* DATASET RECORDS *
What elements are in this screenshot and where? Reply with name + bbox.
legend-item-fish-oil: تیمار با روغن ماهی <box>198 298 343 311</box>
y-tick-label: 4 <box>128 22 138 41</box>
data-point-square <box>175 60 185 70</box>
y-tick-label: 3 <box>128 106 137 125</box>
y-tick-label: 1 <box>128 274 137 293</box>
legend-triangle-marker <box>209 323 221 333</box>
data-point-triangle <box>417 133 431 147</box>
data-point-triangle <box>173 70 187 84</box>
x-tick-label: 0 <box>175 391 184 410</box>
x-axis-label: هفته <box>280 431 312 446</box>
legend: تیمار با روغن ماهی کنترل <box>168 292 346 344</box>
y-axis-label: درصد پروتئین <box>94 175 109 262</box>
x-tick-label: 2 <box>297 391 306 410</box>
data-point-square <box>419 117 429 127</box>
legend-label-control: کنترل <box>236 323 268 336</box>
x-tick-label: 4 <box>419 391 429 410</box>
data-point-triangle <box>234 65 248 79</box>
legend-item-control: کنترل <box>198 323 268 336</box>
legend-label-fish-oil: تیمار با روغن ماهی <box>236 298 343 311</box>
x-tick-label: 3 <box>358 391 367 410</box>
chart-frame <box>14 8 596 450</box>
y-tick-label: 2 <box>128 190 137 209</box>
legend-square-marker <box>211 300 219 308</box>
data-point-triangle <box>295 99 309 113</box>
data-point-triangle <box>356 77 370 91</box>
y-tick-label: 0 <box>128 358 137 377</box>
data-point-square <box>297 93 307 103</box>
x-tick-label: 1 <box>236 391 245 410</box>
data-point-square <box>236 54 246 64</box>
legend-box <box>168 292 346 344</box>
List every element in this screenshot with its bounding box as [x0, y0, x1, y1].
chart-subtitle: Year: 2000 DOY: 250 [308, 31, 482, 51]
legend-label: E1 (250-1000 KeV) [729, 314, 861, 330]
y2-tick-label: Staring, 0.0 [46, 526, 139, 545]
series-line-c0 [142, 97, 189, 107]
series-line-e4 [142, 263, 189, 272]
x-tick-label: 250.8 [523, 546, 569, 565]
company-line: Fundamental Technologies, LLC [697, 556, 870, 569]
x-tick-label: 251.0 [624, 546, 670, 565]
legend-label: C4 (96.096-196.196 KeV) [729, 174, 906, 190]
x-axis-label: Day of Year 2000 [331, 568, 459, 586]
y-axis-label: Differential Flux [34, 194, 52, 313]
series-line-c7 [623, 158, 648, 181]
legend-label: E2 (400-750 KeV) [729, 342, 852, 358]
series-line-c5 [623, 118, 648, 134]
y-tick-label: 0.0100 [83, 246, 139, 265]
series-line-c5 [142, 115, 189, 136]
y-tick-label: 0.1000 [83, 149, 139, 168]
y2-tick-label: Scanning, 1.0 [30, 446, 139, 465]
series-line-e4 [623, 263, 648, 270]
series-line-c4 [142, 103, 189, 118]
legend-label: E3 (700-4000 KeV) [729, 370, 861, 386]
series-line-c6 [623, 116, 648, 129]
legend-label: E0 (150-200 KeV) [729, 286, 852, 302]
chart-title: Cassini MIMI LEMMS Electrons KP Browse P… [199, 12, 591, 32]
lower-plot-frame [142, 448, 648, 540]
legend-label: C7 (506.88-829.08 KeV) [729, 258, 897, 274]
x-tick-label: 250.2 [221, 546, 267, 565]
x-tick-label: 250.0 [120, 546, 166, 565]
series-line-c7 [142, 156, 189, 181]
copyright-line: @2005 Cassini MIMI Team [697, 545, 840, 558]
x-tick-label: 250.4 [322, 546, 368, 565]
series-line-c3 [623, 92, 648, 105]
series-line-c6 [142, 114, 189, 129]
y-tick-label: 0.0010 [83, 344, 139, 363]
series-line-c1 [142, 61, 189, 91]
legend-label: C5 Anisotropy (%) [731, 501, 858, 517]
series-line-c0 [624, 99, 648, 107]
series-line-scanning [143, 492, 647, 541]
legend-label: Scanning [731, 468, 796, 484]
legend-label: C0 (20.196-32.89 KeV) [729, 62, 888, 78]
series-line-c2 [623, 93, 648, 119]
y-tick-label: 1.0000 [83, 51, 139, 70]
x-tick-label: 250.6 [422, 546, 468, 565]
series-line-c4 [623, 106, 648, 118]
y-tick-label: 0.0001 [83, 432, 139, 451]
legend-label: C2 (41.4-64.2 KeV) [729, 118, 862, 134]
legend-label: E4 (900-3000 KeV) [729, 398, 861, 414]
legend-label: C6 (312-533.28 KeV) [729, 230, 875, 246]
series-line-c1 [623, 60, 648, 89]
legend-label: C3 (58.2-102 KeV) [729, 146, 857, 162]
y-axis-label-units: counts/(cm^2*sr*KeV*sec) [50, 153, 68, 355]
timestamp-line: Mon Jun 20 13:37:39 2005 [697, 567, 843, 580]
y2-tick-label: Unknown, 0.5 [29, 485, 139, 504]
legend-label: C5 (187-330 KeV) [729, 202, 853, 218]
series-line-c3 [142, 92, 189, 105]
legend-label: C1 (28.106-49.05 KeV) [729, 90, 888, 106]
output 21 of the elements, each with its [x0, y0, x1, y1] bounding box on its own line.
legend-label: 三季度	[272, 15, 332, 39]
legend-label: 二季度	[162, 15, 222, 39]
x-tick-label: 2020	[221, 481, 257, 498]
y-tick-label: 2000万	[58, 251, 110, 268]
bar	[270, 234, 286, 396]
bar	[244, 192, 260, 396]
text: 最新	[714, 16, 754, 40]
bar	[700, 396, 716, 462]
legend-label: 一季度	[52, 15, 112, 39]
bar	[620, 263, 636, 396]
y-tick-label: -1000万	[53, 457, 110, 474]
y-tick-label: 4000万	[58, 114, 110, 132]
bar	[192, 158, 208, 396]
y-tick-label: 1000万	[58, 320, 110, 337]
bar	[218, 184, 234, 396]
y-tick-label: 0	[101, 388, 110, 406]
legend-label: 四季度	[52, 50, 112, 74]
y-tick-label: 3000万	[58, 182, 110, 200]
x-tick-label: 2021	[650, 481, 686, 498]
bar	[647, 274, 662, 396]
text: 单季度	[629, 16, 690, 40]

* TASK OBJECTIVE *
Reproduce the material with every "x-tick-label" changed to "x-axis-tick", leaving all else as it is.

* WORKED SOLUTION *
What elements are in this screenshot and where? Reply with name + bbox.
legend-item-fish-oil: تیمار با روغن ماهی <box>198 298 343 311</box>
y-tick-label: 4 <box>128 22 138 41</box>
data-point-square <box>175 60 185 70</box>
y-tick-label: 3 <box>128 106 137 125</box>
y-tick-label: 1 <box>128 274 137 293</box>
legend-triangle-marker <box>209 323 221 333</box>
data-point-triangle <box>417 133 431 147</box>
data-point-triangle <box>173 70 187 84</box>
x-axis-tick: 0 <box>175 391 184 410</box>
x-axis-label: هفته <box>280 431 312 446</box>
legend: تیمار با روغن ماهی کنترل <box>168 292 346 344</box>
y-axis-label: درصد پروتئین <box>94 175 109 262</box>
x-axis-tick: 2 <box>297 391 306 410</box>
data-point-square <box>419 117 429 127</box>
legend-label-control: کنترل <box>236 323 268 336</box>
x-axis-tick: 4 <box>419 391 429 410</box>
data-point-triangle <box>234 65 248 79</box>
legend-item-control: کنترل <box>198 323 268 336</box>
legend-label-fish-oil: تیمار با روغن ماهی <box>236 298 343 311</box>
x-axis-tick: 3 <box>358 391 367 410</box>
chart-frame <box>14 8 596 450</box>
y-tick-label: 2 <box>128 190 137 209</box>
legend-square-marker <box>211 300 219 308</box>
data-point-triangle <box>295 99 309 113</box>
data-point-triangle <box>356 77 370 91</box>
y-tick-label: 0 <box>128 358 137 377</box>
data-point-square <box>297 93 307 103</box>
x-axis-tick: 1 <box>236 391 245 410</box>
data-point-square <box>236 54 246 64</box>
legend-box <box>168 292 346 344</box>
List every element in this screenshot with its bounding box as [x0, y0, x1, y1].
chart-subtitle: Year: 2000 DOY: 250 [308, 31, 482, 51]
legend-label: E1 (250-1000 KeV) [729, 314, 861, 330]
y2-tick-label: Staring, 0.0 [46, 526, 139, 545]
series-line-c0 [142, 97, 189, 107]
series-line-e4 [142, 263, 189, 272]
x-axis-tick: 250.8 [523, 546, 569, 565]
company-line: Fundamental Technologies, LLC [697, 556, 870, 569]
x-axis-tick: 251.0 [624, 546, 670, 565]
legend-label: C4 (96.096-196.196 KeV) [729, 174, 906, 190]
x-axis-label: Day of Year 2000 [331, 568, 459, 586]
y-axis-label: Differential Flux [34, 194, 52, 313]
series-line-c7 [623, 158, 648, 181]
legend-label: E2 (400-750 KeV) [729, 342, 852, 358]
series-line-c5 [623, 118, 648, 134]
y-tick-label: 0.0100 [83, 246, 139, 265]
series-line-c5 [142, 115, 189, 136]
y-tick-label: 0.1000 [83, 149, 139, 168]
y2-tick-label: Scanning, 1.0 [30, 446, 139, 465]
series-line-e4 [623, 263, 648, 270]
series-line-c4 [142, 103, 189, 118]
legend-label: E3 (700-4000 KeV) [729, 370, 861, 386]
series-line-c6 [623, 116, 648, 129]
legend-label: E0 (150-200 KeV) [729, 286, 852, 302]
chart-title: Cassini MIMI LEMMS Electrons KP Browse P… [199, 12, 591, 32]
lower-plot-frame [142, 448, 648, 540]
legend-label: C7 (506.88-829.08 KeV) [729, 258, 897, 274]
x-axis-tick: 250.2 [221, 546, 267, 565]
x-axis-tick: 250.0 [120, 546, 166, 565]
series-line-c7 [142, 156, 189, 181]
copyright-line: @2005 Cassini MIMI Team [697, 545, 840, 558]
x-axis-tick: 250.4 [322, 546, 368, 565]
series-line-c3 [623, 92, 648, 105]
series-line-c6 [142, 114, 189, 129]
y-tick-label: 0.0010 [83, 344, 139, 363]
series-line-c1 [142, 61, 189, 91]
legend-label: C5 Anisotropy (%) [731, 501, 858, 517]
series-line-c0 [624, 99, 648, 107]
series-line-scanning [143, 492, 647, 541]
legend-label: Scanning [731, 468, 796, 484]
legend-label: C0 (20.196-32.89 KeV) [729, 62, 888, 78]
series-line-c2 [623, 93, 648, 119]
y-tick-label: 1.0000 [83, 51, 139, 70]
x-axis-tick: 250.6 [422, 546, 468, 565]
series-line-c4 [623, 106, 648, 118]
y-tick-label: 0.0001 [83, 432, 139, 451]
legend-label: C2 (41.4-64.2 KeV) [729, 118, 862, 134]
legend-label: E4 (900-3000 KeV) [729, 398, 861, 414]
legend-label: C6 (312-533.28 KeV) [729, 230, 875, 246]
series-line-c1 [623, 60, 648, 89]
legend-label: C3 (58.2-102 KeV) [729, 146, 857, 162]
y-axis-label-units: counts/(cm^2*sr*KeV*sec) [50, 153, 68, 355]
timestamp-line: Mon Jun 20 13:37:39 2005 [697, 567, 843, 580]
y2-tick-label: Unknown, 0.5 [29, 485, 139, 504]
legend-label: C5 (187-330 KeV) [729, 202, 853, 218]
series-line-c3 [142, 92, 189, 105]
legend-label: C1 (28.106-49.05 KeV) [729, 90, 888, 106]
output 21 of the elements, each with its [x0, y0, x1, y1] bounding box on its own line.
legend-label: 三季度	[272, 15, 332, 39]
legend-label: 二季度	[162, 15, 222, 39]
x-axis-tick: 2020	[221, 481, 257, 498]
y-tick-label: 2000万	[58, 251, 110, 268]
bar	[270, 234, 286, 396]
bar	[244, 192, 260, 396]
text: 最新	[714, 16, 754, 40]
bar	[700, 396, 716, 462]
legend-label: 一季度	[52, 15, 112, 39]
bar	[620, 263, 636, 396]
y-tick-label: -1000万	[53, 457, 110, 474]
y-tick-label: 4000万	[58, 114, 110, 132]
bar	[192, 158, 208, 396]
y-tick-label: 1000万	[58, 320, 110, 337]
bar	[218, 184, 234, 396]
y-tick-label: 0	[101, 388, 110, 406]
legend-label: 四季度	[52, 50, 112, 74]
y-tick-label: 3000万	[58, 182, 110, 200]
x-axis-tick: 2021	[650, 481, 686, 498]
bar	[647, 274, 662, 396]
text: 单季度	[629, 16, 690, 40]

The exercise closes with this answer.